# Do this
For the material that follows, list every line containing the word "车载显示".

▽

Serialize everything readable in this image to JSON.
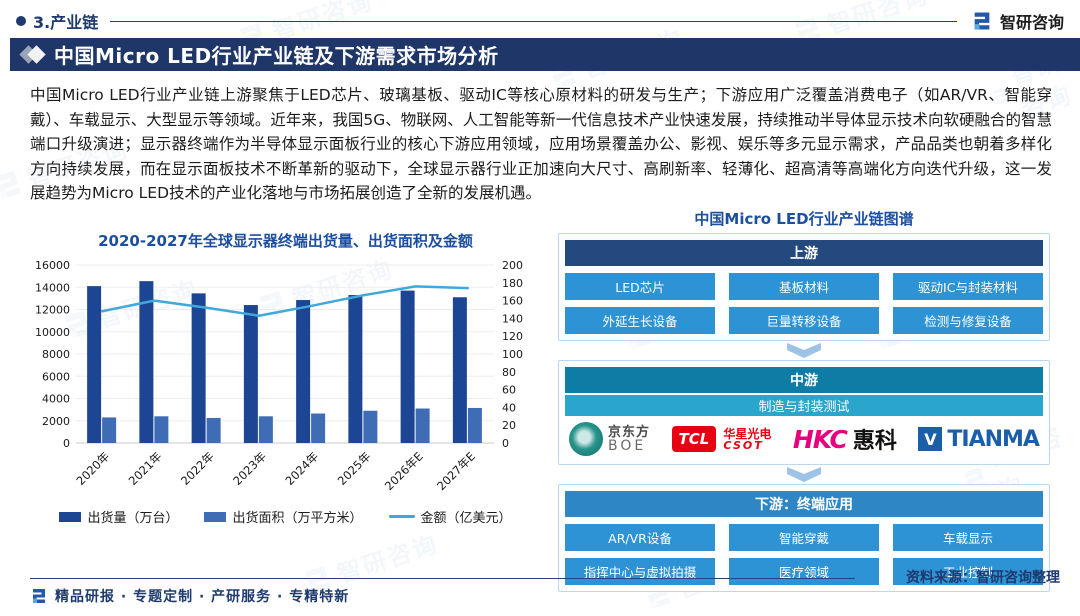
{
  "page": {
    "section_label": "3.产业链",
    "brand": "智研咨询",
    "title": "中国Micro LED行业产业链及下游需求市场分析",
    "paragraph": "中国Micro LED行业产业链上游聚焦于LED芯片、玻璃基板、驱动IC等核心原材料的研发与生产；下游应用广泛覆盖消费电子（如AR/VR、智能穿戴）、车载显示、大型显示等领域。近年来，我国5G、物联网、人工智能等新一代信息技术产业快速发展，持续推动半导体显示技术向软硬融合的智慧端口升级演进；显示器终端作为半导体显示面板行业的核心下游应用领域，应用场景覆盖办公、影视、娱乐等多元显示需求，产品品类也朝着多样化方向持续发展，而在显示面板技术不断革新的驱动下，全球显示器行业正加速向大尺寸、高刷新率、轻薄化、超高清等高端化方向迭代升级，这一发展趋势为Micro LED技术的产业化落地与市场拓展创造了全新的发展机遇。",
    "source_note": "资料来源：智研咨询整理",
    "footer_tagline": "精品研报 · 专题定制 · 产研服务 · 专精特新",
    "watermark_text": "智研咨询"
  },
  "chart_data": {
    "type": "bar",
    "title": "2020-2027年全球显示器终端出货量、出货面积及金额",
    "categories": [
      "2020年",
      "2021年",
      "2022年",
      "2023年",
      "2024年",
      "2025年",
      "2026年E",
      "2027年E"
    ],
    "series": [
      {
        "name": "出货量（万台）",
        "type": "bar",
        "axis": "left",
        "color": "#1C4693",
        "values": [
          14100,
          14550,
          13450,
          12400,
          12850,
          13300,
          13700,
          13100
        ]
      },
      {
        "name": "出货面积（万平方米）",
        "type": "bar",
        "axis": "left",
        "color": "#3F6DB5",
        "values": [
          2300,
          2400,
          2250,
          2400,
          2650,
          2900,
          3100,
          3150
        ]
      },
      {
        "name": "金额（亿美元）",
        "type": "line",
        "axis": "right",
        "color": "#41A8DD",
        "values": [
          148,
          160,
          152,
          143,
          154,
          166,
          176,
          174
        ]
      }
    ],
    "left_axis": {
      "min": 0,
      "max": 16000,
      "step": 2000
    },
    "right_axis": {
      "min": 0,
      "max": 200,
      "step": 20
    },
    "grid": true,
    "legend_position": "bottom"
  },
  "diagram": {
    "title": "中国Micro LED行业产业链图谱",
    "upstream": {
      "header": "上游",
      "items": [
        "LED芯片",
        "基板材料",
        "驱动IC与封装材料",
        "外延生长设备",
        "巨量转移设备",
        "检测与修复设备"
      ]
    },
    "midstream": {
      "header": "中游",
      "subheader": "制造与封装测试",
      "logos": {
        "boe": {
          "cn": "京东方",
          "en": "BOE"
        },
        "tcl": {
          "badge": "TCL",
          "cn": "华星光电",
          "en": "CSOT"
        },
        "hkc": {
          "en": "HKC",
          "cn": "惠科"
        },
        "tianma": {
          "icon": "V",
          "en": "TIANMA"
        }
      }
    },
    "downstream": {
      "header": "下游：终端应用",
      "items": [
        "AR/VR设备",
        "智能穿戴",
        "车载显示",
        "指挥中心与虚拟拍摄",
        "医疗领域",
        "工业控制"
      ]
    }
  },
  "colors": {
    "navy": "#1E3668",
    "accent_blue": "#1D4FA1",
    "upstream_header": "#24497F",
    "item_blue": "#2D93D4",
    "midstream_header": "#0E7CA5",
    "midstream_sub": "#2AA6CC",
    "downstream_header": "#2E86C4",
    "arrow": "#9CC2E5",
    "bar_dark": "#1C4693",
    "bar_light": "#3F6DB5",
    "line_blue": "#41A8DD"
  }
}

△

# Solution for this task
    "paragraph": "中国Micro LED行业产业链上游聚焦于LED芯片、玻璃基板、驱动IC等核心原材料的研发与生产；下游应用广泛覆盖消费电子（如AR/VR、智能穿戴）、车载显示、大型显示等领域。近年来，我国5G、物联网、人工智能等新一代信息技术产业快速发展，持续推动半导体显示技术向软硬融合的智慧端口升级演进；显示器终端作为半导体显示面板行业的核心下游应用领域，应用场景覆盖办公、影视、娱乐等多元显示需求，产品品类也朝着多样化方向持续发展，而在显示面板技术不断革新的驱动下，全球显示器行业正加速向大尺寸、高刷新率、轻薄化、超高清等高端化方向迭代升级，这一发展趋势为Micro LED技术的产业化落地与市场拓展创造了全新的发展机遇。",
        "车载显示",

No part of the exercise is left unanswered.